• [Problem to solve]: Pick out every line with the word "kondygnacje" and copy it.

• [Exercise inputs]:
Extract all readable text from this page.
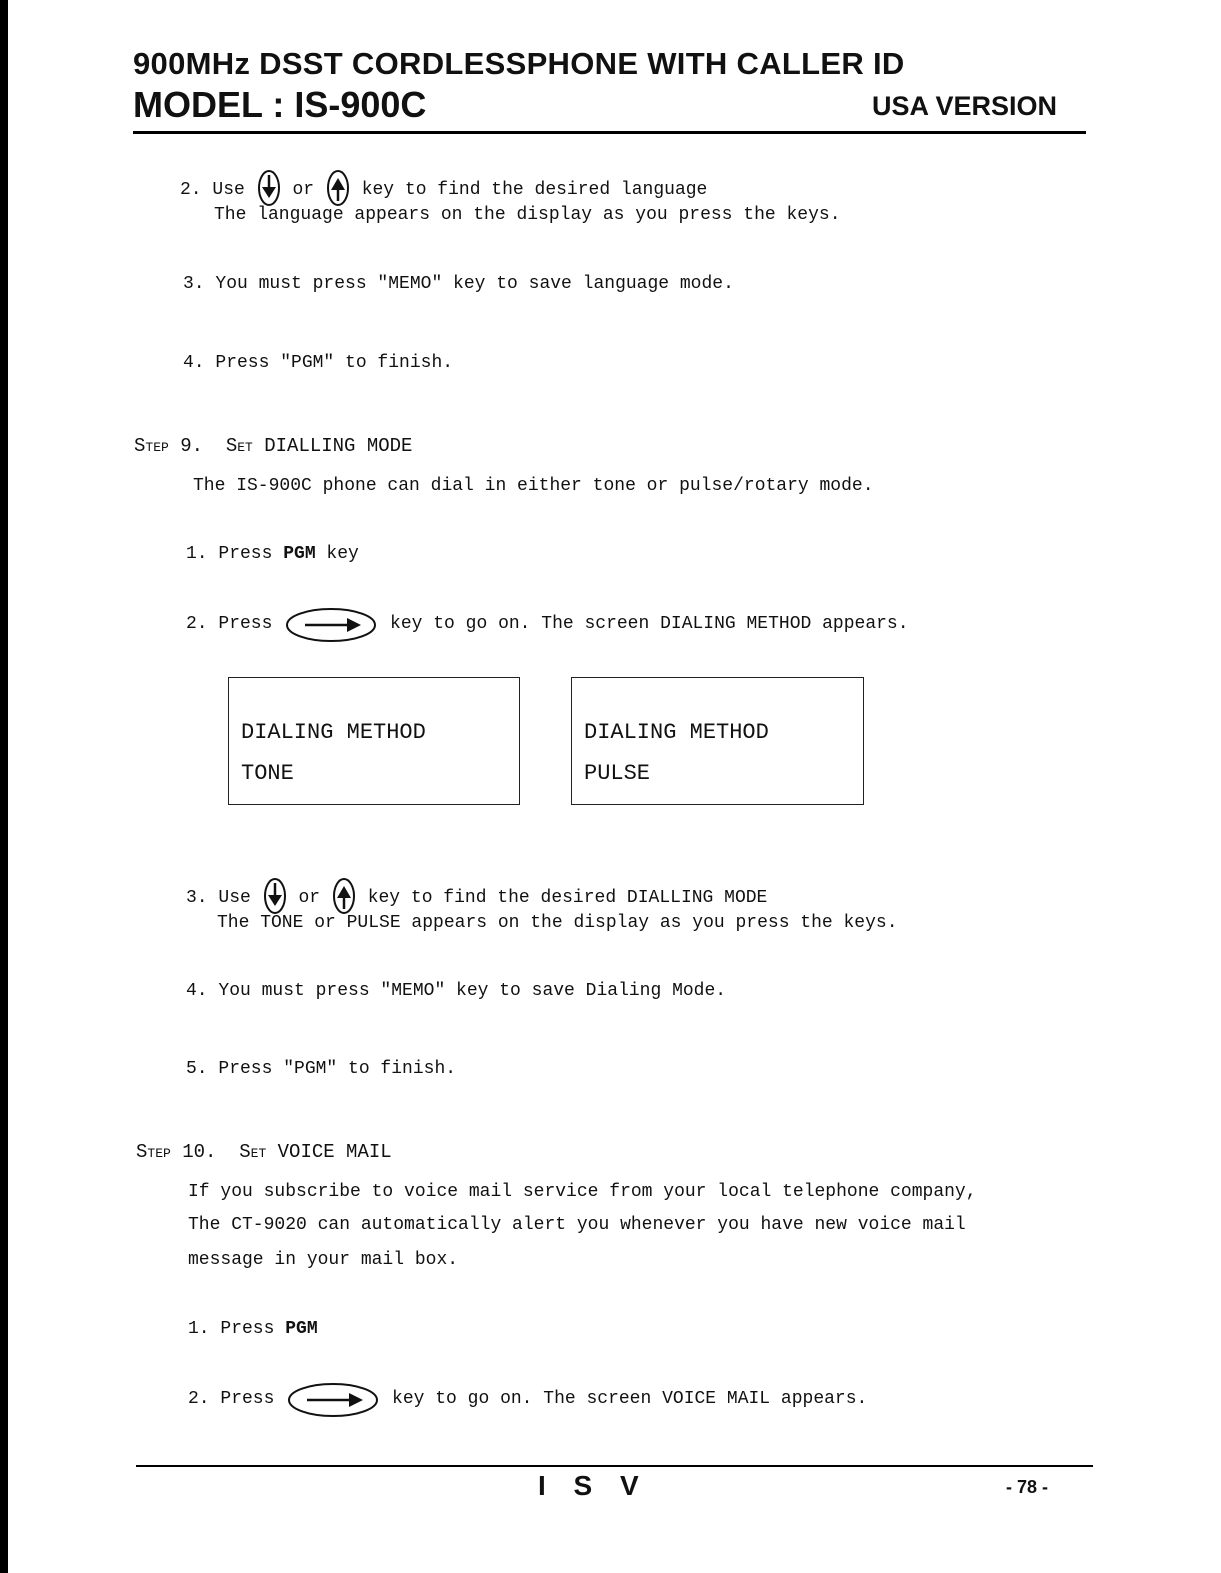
900MHz DSST CORDLESSPHONE WITH CALLER ID
MODEL : IS-900C	USA VERSION
2. Use	or	key to find the desired language
The language appears on the display as you press the keys.
3. You must press "MEMO" key to save language mode.
4. Press "PGM" to finish.
Step 9. Set DIALLING MODE
The IS-900C phone can dial in either tone or pulse/rotary mode.
1. Press PGM key
2. Press	key to go on. The screen DIALING METHOD appears.
DIALING METHOD
TONE
DIALING METHOD
PULSE
3. Use	or	key to find the desired DIALLING MODE
The TONE or PULSE appears on the display as you press the keys.
4. You must press "MEMO" key to save Dialing Mode.
5. Press "PGM" to finish.
Step 10. Set VOICE MAIL
If you subscribe to voice mail service from your local telephone company,
The CT-9020 can automatically alert you whenever you have new voice mail
message in your mail box.
1. Press PGM
2. Press	key to go on. The screen VOICE MAIL appears.
I S V	- 78 -
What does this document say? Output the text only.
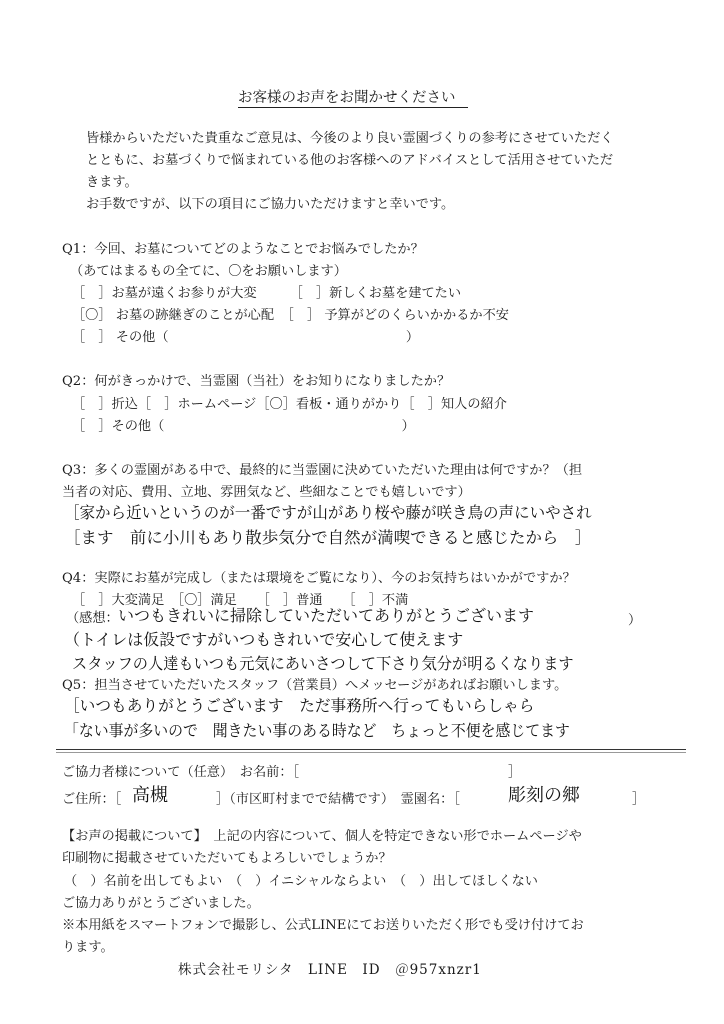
お客様のお声をお聞かせください
皆様からいただいた貴重なご意見は、今後のより良い霊園づくりの参考にさせていただく
とともに、お墓づくりで悩まれている他のお客様へのアドバイスとして活用させていただ
きます。
お手数ですが、以下の項目にご協力いただけますと幸いです。
Q1：今回、お墓についてどのようなことでお悩みでしたか？
（あてはまるもの全てに、〇をお願いします）
［　］お墓が遠くお参りが大変　　　［　］新しくお墓を建てたい
［〇］ お墓の跡継ぎのことが心配　［　］ 予算がどのくらいかかるか不安
［　］ その他（　　　　　　　　　　　　　　　　　　）
Q2：何がきっかけで、当霊園（当社）をお知りになりましたか？
［　］折込［　］ホームページ［〇］看板・通りがかり［　］知人の紹介
［　］その他（　　　　　　　　　　　　　　　　　　）
Q3：多くの霊園がある中で、最終的に当霊園に決めていただいた理由は何ですか？（担
当者の対応、費用、立地、雰囲気など、些細なことでも嬉しいです）
［家から近いというのが一番ですが山があり桜や藤が咲き鳥の声にいやされ
［ます　前に小川もあり散歩気分で自然が満喫できると感じたから　］
Q4：実際にお墓が完成し（または環境をご覧になり）、今のお気持ちはいかがですか？
［　］大変満足　［〇］満足　　［　］普通　　［　］不満
（感想： いつもきれいに掃除していただいてありがとうございます	）
（トイレは仮設ですがいつもきれいで安心して使えます
スタッフの人達もいつも元気にあいさつして下さり気分が明るくなります
Q5：担当させていただいたスタッフ（営業員）へメッセージがあればお願いします。
［いつもありがとうございます　ただ事務所へ行ってもいらしゃら
「ない事が多いので　聞きたい事のある時など　ちょっと不便を感じてます
ご協力者様について（任意）　お名前：［	］
ご住所：［ 高槻	］（市区町村までで結構です）　霊園名：［	彫刻の郷	］
【お声の掲載について】　上記の内容について、個人を特定できない形でホームページや
印刷物に掲載させていただいてもよろしいでしょうか？
（　）名前を出してもよい　（　）イニシャルならよい　（　）出してほしくない
ご協力ありがとうございました。
※本用紙をスマートフォンで撮影し、公式LINEにてお送りいただく形でも受け付けてお
ります。
株式会社モリシタ　LINE　ID　＠957xnzr1
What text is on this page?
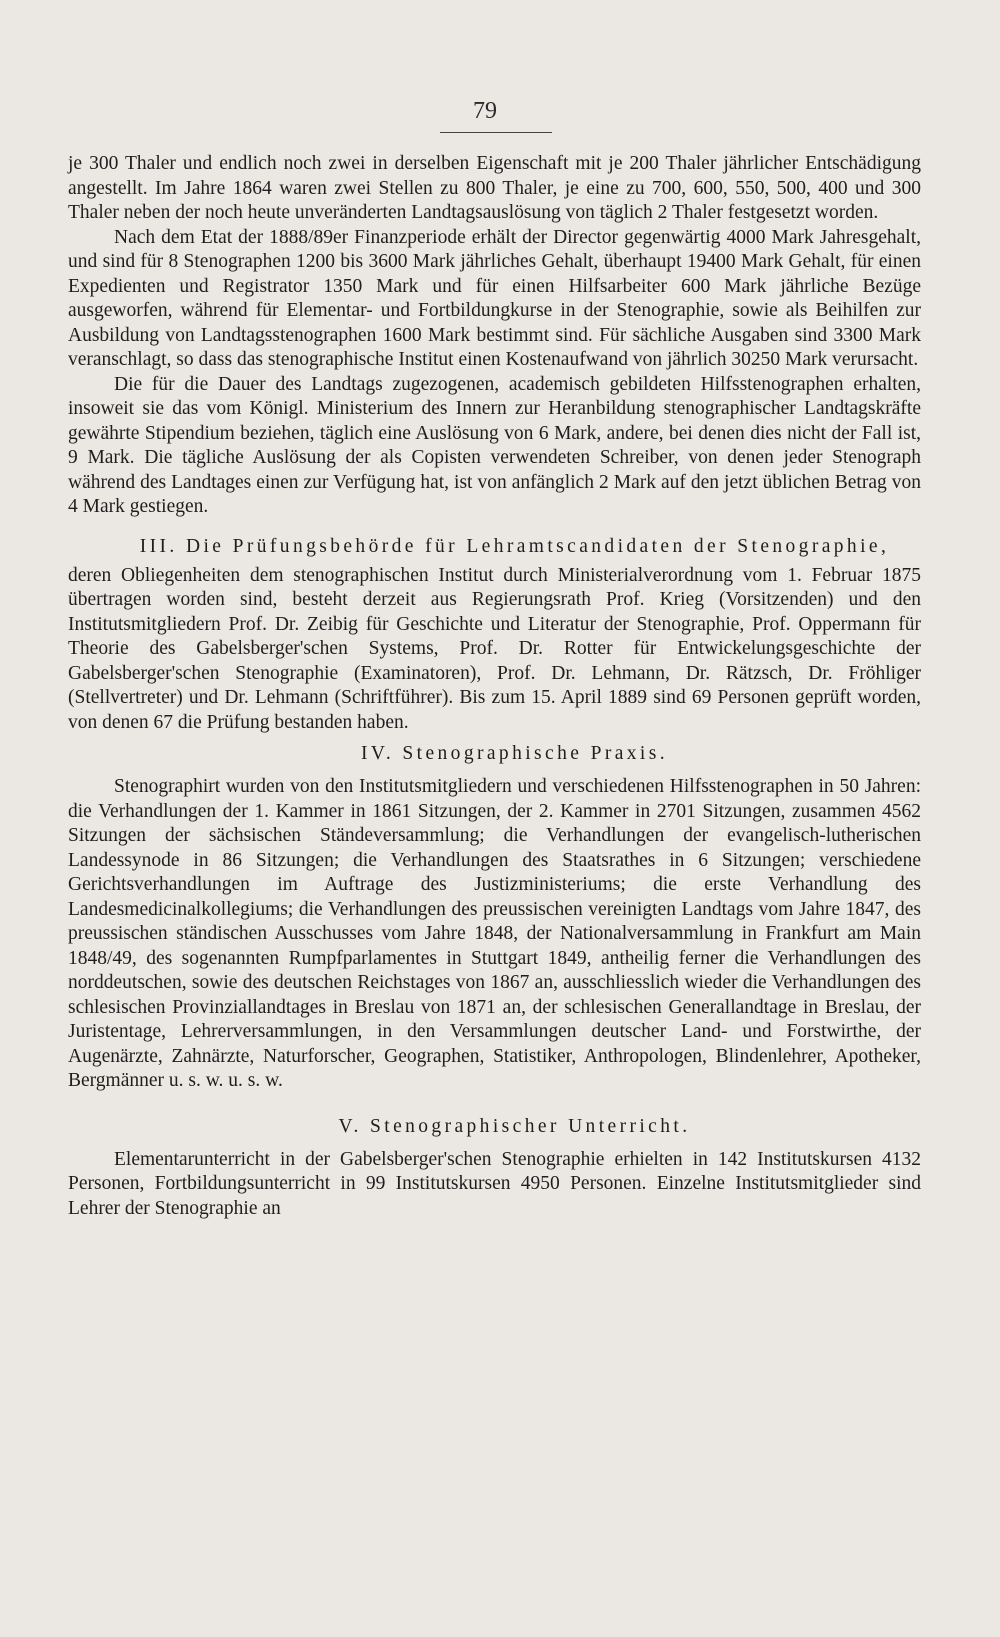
79

je 300 Thaler und endlich noch zwei in derselben Eigenschaft mit je 200 Thaler jährlicher Entschädigung angestellt. Im Jahre 1864 waren zwei Stellen zu 800 Thaler, je eine zu 700, 600, 550, 500, 400 und 300 Thaler neben der noch heute unveränderten Landtagsauslösung von täglich 2 Thaler festgesetzt worden.

Nach dem Etat der 1888/89er Finanzperiode erhält der Director gegenwärtig 4000 Mark Jahresgehalt, und sind für 8 Stenographen 1200 bis 3600 Mark jährliches Gehalt, überhaupt 19400 Mark Gehalt, für einen Expedienten und Registrator 1350 Mark und für einen Hilfsarbeiter 600 Mark jährliche Bezüge ausgeworfen, während für Elementar- und Fortbildungkurse in der Stenographie, sowie als Beihilfen zur Ausbildung von Landtagsstenographen 1600 Mark bestimmt sind. Für sächliche Ausgaben sind 3300 Mark veranschlagt, so dass das stenographische Institut einen Kostenaufwand von jährlich 30250 Mark verursacht.

Die für die Dauer des Landtags zugezogenen, academisch gebildeten Hilfsstenographen erhalten, insoweit sie das vom Königl. Ministerium des Innern zur Heranbildung stenographischer Landtagskräfte gewährte Stipendium beziehen, täglich eine Auslösung von 6 Mark, andere, bei denen dies nicht der Fall ist, 9 Mark. Die tägliche Auslösung der als Copisten verwendeten Schreiber, von denen jeder Stenograph während des Landtages einen zur Verfügung hat, ist von anfänglich 2 Mark auf den jetzt üblichen Betrag von 4 Mark gestiegen.

III. Die Prüfungsbehörde für Lehramtscandidaten der Stenographie,

deren Obliegenheiten dem stenographischen Institut durch Ministerialverordnung vom 1. Februar 1875 übertragen worden sind, besteht derzeit aus Regierungsrath Prof. Krieg (Vorsitzenden) und den Institutsmitgliedern Prof. Dr. Zeibig für Geschichte und Literatur der Stenographie, Prof. Oppermann für Theorie des Gabelsberger'schen Systems, Prof. Dr. Rotter für Entwickelungsgeschichte der Gabelsberger'schen Stenographie (Examinatoren), Prof. Dr. Lehmann, Dr. Rätzsch, Dr. Fröhliger (Stellvertreter) und Dr. Lehmann (Schriftführer). Bis zum 15. April 1889 sind 69 Personen geprüft worden, von denen 67 die Prüfung bestanden haben.

IV. Stenographische Praxis.

Stenographirt wurden von den Institutsmitgliedern und verschiedenen Hilfsstenographen in 50 Jahren: die Verhandlungen der 1. Kammer in 1861 Sitzungen, der 2. Kammer in 2701 Sitzungen, zusammen 4562 Sitzungen der sächsischen Ständeversammlung; die Verhandlungen der evangelisch-lutherischen Landessynode in 86 Sitzungen; die Verhandlungen des Staatsrathes in 6 Sitzungen; verschiedene Gerichtsverhandlungen im Auftrage des Justizministeriums; die erste Verhandlung des Landesmedicinalkollegiums; die Verhandlungen des preussischen vereinigten Landtags vom Jahre 1847, des preussischen ständischen Ausschusses vom Jahre 1848, der Nationalversammlung in Frankfurt am Main 1848/49, des sogenannten Rumpfparlamentes in Stuttgart 1849, antheilig ferner die Verhandlungen des norddeutschen, sowie des deutschen Reichstages von 1867 an, ausschliesslich wieder die Verhandlungen des schlesischen Provinziallandtages in Breslau von 1871 an, der schlesischen Generallandtage in Breslau, der Juristentage, Lehrerversammlungen, in den Versammlungen deutscher Land- und Forstwirthe, der Augenärzte, Zahnärzte, Naturforscher, Geographen, Statistiker, Anthropologen, Blindenlehrer, Apotheker, Bergmänner u. s. w. u. s. w.

V. Stenographischer Unterricht.

Elementarunterricht in der Gabelsberger'schen Stenographie erhielten in 142 Institutskursen 4132 Personen, Fortbildungsunterricht in 99 Institutskursen 4950 Personen. Einzelne Institutsmitglieder sind Lehrer der Stenographie an
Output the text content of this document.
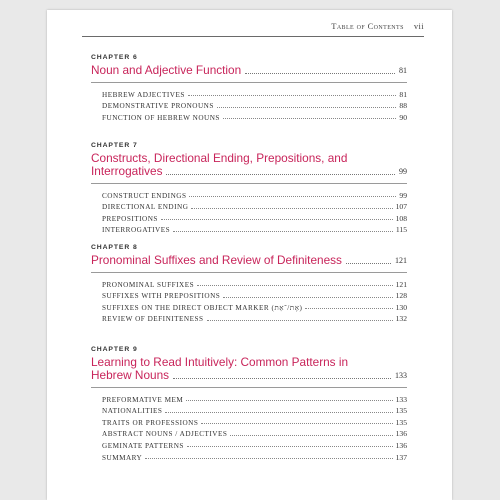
Table of Contents vii
CHAPTER 6
Noun and Adjective Function	81
HEBREW ADJECTIVES	81
DEMONSTRATIVE PRONOUNS	88
FUNCTION OF HEBREW NOUNS	90
CHAPTER 7
Constructs, Directional Ending, Prepositions, and
Interrogatives	99
CONSTRUCT ENDINGS	99
DIRECTIONAL ENDING	107
PREPOSITIONS	108
INTERROGATIVES	115
CHAPTER 8
Pronominal Suffixes and Review of Definiteness	121
PRONOMINAL SUFFIXES	121
SUFFIXES WITH PREPOSITIONS	128
SUFFIXES ON THE DIRECT OBJECT MARKER (אֶת/־אֵת)	130
REVIEW OF DEFINITENESS	132
CHAPTER 9
Learning to Read Intuitively: Common Patterns in
Hebrew Nouns	133
PREFORMATIVE MEM	133
NATIONALITIES	135
TRAITS OR PROFESSIONS	135
ABSTRACT NOUNS / ADJECTIVES	136
GEMINATE PATTERNS	136
SUMMARY	137
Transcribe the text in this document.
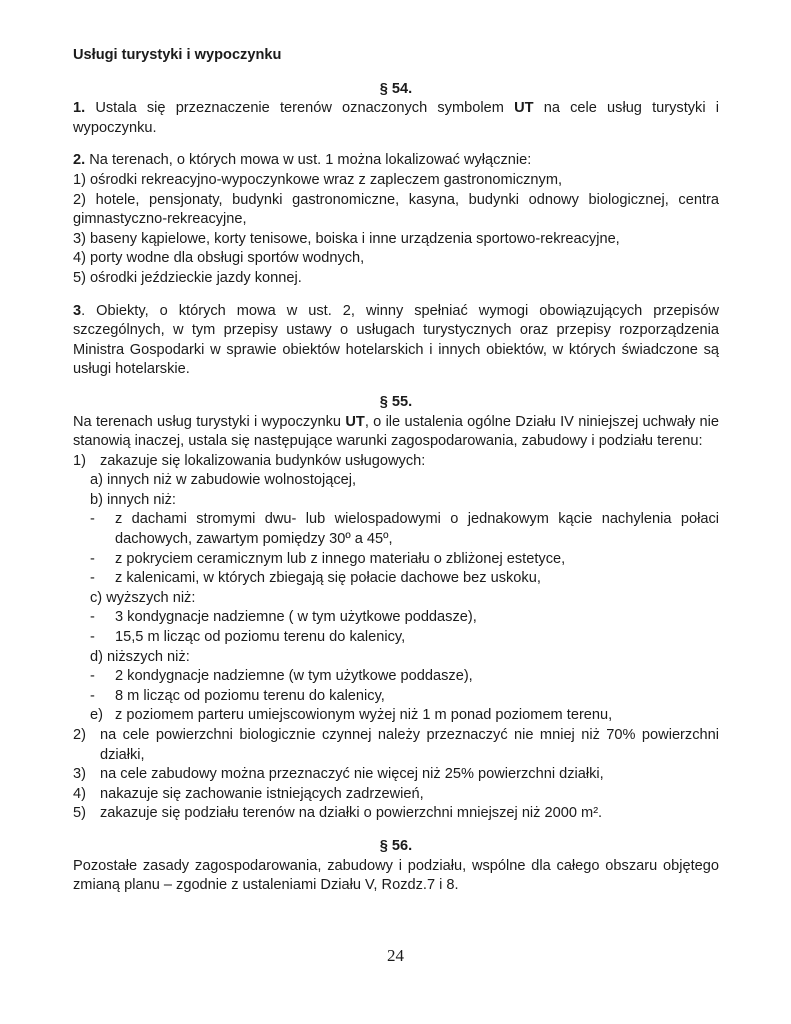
Usługi turystyki i wypoczynku
§ 54.

1. Ustala się przeznaczenie terenów oznaczonych symbolem UT na cele usług turystyki i wypoczynku.

2. Na terenach, o których mowa w ust. 1 można lokalizować wyłącznie:

1) ośrodki rekreacyjno-wypoczynkowe wraz z zapleczem gastronomicznym,
2) hotele, pensjonaty, budynki gastronomiczne, kasyna, budynki odnowy biologicznej, centra gimnastyczno-rekreacyjne,
3) baseny kąpielowe, korty tenisowe, boiska i inne urządzenia sportowo-rekreacyjne,
4) porty wodne dla obsługi sportów wodnych,
5) ośrodki jeździeckie jazdy konnej.

3. Obiekty, o których mowa w ust. 2, winny spełniać wymogi obowiązujących przepisów szczególnych, w tym przepisy ustawy o usługach turystycznych oraz przepisy rozporządzenia Ministra Gospodarki w sprawie obiektów hotelarskich i innych obiektów, w których świadczone są usługi hotelarskie.

§ 55.

Na terenach usług turystyki i wypoczynku UT, o ile ustalenia ogólne Działu IV niniejszej uchwały nie stanowią inaczej, ustala się następujące warunki zagospodarowania, zabudowy i podziału terenu:

1) zakazuje się lokalizowania budynków usługowych:
a) innych niż w zabudowie wolnostojącej,
b) innych niż:
- z dachami stromymi dwu- lub wielospadowymi o jednakowym kącie nachylenia połaci dachowych, zawartym pomiędzy 30º a 45º,
- z pokryciem ceramicznym lub z innego materiału o zbliżonej estetyce,
- z kalenicami, w których zbiegają się połacie dachowe bez uskoku,
c) wyższych niż:
- 3 kondygnacje nadziemne ( w tym użytkowe poddasze),
- 15,5 m licząc od poziomu terenu do kalenicy,
d) niższych niż:
- 2 kondygnacje nadziemne (w tym użytkowe poddasze),
- 8 m licząc od poziomu terenu do kalenicy,
e) z poziomem parteru umiejscowionym wyżej niż 1 m ponad poziomem terenu,
2) na cele powierzchni biologicznie czynnej należy przeznaczyć nie mniej niż 70% powierzchni działki,
3) na cele zabudowy można przeznaczyć nie więcej niż 25% powierzchni działki,
4) nakazuje się zachowanie istniejących zadrzewień,
5) zakazuje się podziału terenów na działki o powierzchni mniejszej niż 2000 m².
§ 56.

Pozostałe zasady zagospodarowania, zabudowy i podziału, wspólne dla całego obszaru objętego zmianą planu – zgodnie z ustaleniami Działu V, Rozdz.7 i 8.

24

• [Task answer]:
- 3 kondygnacje nadziemne ( w tym użytkowe poddasze),
- 2 kondygnacje nadziemne (w tym użytkowe poddasze),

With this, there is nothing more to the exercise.